*** Task data ***

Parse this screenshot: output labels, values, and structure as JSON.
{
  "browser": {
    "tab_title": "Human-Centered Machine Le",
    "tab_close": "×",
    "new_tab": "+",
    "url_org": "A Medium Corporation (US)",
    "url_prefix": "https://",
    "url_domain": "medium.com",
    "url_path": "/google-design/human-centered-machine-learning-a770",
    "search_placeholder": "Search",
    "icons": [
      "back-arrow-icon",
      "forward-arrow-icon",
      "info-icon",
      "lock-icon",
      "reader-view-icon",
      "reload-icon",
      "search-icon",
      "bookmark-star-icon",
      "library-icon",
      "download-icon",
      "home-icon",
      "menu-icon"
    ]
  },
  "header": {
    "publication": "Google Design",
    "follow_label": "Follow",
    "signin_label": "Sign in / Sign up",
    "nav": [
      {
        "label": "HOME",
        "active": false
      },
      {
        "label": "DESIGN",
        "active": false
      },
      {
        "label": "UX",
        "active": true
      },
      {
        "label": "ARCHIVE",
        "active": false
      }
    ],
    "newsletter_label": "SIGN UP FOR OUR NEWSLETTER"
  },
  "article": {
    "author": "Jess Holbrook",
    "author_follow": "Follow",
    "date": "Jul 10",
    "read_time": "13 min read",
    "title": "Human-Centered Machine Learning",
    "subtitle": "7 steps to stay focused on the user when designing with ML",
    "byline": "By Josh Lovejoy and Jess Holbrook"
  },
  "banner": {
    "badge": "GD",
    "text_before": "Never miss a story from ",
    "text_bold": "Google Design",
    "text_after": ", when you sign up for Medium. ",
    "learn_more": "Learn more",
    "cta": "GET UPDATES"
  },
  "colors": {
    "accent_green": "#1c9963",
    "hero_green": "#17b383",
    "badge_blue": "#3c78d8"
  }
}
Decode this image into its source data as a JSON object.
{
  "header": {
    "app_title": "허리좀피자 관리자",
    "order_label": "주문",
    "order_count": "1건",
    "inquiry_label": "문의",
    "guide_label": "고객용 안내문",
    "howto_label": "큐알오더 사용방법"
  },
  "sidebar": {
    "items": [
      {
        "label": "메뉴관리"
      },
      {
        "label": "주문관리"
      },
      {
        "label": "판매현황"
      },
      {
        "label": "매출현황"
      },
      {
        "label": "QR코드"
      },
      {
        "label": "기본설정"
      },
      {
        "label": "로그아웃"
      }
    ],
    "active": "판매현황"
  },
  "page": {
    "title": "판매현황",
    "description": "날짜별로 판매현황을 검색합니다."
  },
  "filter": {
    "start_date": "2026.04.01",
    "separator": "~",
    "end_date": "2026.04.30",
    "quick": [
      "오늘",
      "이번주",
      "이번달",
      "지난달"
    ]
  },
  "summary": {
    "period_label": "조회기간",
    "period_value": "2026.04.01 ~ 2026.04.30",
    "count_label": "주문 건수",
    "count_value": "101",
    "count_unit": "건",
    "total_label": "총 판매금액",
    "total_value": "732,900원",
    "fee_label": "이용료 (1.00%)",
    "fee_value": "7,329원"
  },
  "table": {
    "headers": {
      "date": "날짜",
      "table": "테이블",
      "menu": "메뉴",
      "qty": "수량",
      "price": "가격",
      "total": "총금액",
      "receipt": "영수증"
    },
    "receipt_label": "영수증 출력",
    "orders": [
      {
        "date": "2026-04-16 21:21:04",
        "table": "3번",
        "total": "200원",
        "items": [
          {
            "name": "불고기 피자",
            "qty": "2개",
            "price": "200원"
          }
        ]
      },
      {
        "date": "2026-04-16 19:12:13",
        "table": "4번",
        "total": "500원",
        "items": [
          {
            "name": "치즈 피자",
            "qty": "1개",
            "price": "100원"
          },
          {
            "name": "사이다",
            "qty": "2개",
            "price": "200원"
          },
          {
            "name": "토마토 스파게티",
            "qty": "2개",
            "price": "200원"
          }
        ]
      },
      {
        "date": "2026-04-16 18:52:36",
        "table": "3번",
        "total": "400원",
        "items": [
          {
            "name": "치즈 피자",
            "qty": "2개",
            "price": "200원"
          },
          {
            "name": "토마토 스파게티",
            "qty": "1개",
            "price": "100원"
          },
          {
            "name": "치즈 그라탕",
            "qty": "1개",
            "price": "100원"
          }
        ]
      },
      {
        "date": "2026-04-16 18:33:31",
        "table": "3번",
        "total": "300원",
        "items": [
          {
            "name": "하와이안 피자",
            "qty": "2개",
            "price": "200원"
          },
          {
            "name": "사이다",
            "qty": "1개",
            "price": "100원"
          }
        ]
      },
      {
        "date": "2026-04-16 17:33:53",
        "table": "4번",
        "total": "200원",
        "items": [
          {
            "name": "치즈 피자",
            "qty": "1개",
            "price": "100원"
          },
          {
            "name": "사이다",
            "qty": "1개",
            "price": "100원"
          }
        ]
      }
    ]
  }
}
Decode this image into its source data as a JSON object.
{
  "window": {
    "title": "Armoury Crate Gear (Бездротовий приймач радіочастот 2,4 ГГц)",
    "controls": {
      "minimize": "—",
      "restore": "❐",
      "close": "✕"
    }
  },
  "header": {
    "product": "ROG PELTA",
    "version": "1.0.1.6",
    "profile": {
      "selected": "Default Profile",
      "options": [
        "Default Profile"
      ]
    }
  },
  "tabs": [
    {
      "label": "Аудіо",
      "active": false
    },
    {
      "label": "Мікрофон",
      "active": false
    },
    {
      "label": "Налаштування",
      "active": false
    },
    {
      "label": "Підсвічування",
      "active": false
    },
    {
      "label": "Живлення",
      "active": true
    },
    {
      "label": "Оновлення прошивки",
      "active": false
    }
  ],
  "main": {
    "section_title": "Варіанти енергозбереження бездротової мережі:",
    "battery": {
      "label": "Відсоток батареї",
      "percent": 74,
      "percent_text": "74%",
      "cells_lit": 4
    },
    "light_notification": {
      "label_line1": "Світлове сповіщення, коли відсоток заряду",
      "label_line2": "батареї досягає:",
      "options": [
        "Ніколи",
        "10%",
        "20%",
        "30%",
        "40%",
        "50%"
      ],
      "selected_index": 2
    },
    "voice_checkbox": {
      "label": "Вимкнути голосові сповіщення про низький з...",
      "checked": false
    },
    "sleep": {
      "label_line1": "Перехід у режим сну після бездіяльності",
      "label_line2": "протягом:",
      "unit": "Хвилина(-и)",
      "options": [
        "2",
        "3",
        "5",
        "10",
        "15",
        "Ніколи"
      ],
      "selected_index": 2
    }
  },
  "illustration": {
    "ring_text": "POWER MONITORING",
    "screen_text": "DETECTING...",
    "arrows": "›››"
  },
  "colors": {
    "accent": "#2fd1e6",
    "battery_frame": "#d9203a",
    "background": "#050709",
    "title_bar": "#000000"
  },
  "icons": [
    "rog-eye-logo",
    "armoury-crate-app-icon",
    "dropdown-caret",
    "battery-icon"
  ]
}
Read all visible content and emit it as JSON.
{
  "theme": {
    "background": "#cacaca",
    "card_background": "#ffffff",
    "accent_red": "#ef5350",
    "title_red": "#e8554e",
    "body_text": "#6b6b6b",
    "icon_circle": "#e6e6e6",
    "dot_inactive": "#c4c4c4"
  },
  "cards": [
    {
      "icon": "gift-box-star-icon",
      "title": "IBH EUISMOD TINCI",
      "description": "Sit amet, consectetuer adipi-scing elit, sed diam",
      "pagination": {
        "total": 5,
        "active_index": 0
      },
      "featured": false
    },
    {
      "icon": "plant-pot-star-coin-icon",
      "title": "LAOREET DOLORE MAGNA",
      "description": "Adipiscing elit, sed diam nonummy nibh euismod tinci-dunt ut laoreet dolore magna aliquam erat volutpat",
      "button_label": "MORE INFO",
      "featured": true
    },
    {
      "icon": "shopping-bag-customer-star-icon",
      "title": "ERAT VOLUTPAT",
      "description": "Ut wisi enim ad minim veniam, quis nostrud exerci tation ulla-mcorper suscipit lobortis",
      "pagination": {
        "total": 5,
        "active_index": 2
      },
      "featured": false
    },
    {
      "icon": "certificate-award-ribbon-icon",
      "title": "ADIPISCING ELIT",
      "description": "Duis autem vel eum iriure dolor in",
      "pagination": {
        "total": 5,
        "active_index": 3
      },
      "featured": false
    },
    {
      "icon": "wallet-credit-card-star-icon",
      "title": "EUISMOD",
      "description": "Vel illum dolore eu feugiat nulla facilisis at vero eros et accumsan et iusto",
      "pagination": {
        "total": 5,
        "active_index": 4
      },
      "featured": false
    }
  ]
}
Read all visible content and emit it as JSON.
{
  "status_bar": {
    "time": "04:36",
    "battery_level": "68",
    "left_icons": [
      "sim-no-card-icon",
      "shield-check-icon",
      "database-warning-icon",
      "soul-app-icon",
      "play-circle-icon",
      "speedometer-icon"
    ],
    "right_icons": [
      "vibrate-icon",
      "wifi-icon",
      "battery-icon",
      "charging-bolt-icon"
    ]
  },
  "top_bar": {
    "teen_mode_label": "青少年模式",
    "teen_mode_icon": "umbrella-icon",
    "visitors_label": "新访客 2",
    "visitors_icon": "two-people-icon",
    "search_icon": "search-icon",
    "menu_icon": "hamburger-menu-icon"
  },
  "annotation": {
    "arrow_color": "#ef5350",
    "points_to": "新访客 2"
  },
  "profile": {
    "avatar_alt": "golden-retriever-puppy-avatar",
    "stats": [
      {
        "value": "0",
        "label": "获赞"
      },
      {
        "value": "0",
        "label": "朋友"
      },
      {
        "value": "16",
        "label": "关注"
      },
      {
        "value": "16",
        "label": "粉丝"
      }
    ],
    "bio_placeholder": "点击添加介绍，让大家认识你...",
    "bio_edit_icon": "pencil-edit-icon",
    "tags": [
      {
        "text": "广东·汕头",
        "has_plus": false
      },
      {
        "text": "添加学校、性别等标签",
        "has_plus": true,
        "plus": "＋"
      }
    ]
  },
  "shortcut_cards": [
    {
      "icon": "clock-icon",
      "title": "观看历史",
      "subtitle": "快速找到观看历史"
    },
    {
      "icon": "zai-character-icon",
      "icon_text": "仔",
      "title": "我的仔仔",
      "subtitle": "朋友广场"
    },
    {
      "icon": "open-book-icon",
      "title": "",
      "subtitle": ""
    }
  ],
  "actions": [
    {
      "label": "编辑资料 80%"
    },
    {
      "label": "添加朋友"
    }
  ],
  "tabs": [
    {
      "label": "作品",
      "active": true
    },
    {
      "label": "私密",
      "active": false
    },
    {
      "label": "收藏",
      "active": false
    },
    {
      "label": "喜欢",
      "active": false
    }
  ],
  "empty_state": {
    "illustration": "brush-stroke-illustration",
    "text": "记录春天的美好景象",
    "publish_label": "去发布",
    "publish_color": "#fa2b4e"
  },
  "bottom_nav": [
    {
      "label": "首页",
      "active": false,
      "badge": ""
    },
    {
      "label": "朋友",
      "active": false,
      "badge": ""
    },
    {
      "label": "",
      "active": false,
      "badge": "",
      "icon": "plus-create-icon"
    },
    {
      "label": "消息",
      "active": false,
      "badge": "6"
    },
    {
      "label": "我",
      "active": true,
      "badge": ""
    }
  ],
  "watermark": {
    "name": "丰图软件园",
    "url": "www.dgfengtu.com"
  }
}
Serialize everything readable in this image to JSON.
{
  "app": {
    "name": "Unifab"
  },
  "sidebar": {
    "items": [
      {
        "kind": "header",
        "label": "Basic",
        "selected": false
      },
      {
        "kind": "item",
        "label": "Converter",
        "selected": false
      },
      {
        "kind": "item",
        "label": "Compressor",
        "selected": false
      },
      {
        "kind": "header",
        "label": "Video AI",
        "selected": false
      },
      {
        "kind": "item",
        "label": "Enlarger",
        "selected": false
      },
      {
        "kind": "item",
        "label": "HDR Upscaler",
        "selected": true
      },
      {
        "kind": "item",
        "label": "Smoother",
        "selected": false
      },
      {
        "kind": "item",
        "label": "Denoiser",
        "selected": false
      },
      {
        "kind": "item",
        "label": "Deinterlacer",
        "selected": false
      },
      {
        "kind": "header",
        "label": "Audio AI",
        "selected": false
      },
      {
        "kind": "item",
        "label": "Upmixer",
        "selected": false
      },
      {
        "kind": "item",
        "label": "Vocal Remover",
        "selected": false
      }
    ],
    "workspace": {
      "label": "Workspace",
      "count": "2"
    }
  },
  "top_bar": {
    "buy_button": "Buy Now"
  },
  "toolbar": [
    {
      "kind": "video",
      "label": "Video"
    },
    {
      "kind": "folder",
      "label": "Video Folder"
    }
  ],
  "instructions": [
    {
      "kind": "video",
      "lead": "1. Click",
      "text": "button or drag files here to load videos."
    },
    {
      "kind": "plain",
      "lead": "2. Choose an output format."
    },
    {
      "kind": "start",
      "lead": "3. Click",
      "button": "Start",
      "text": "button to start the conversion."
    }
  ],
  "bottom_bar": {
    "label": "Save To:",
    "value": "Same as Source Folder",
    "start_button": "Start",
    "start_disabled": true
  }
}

***

= What you have to do =
Pull out all lines from the listing that contain the string "lead".

= Result of this exercise =
      "lead": "1. Click",
      "lead": "2. Choose an output format."
      "lead": "3. Click",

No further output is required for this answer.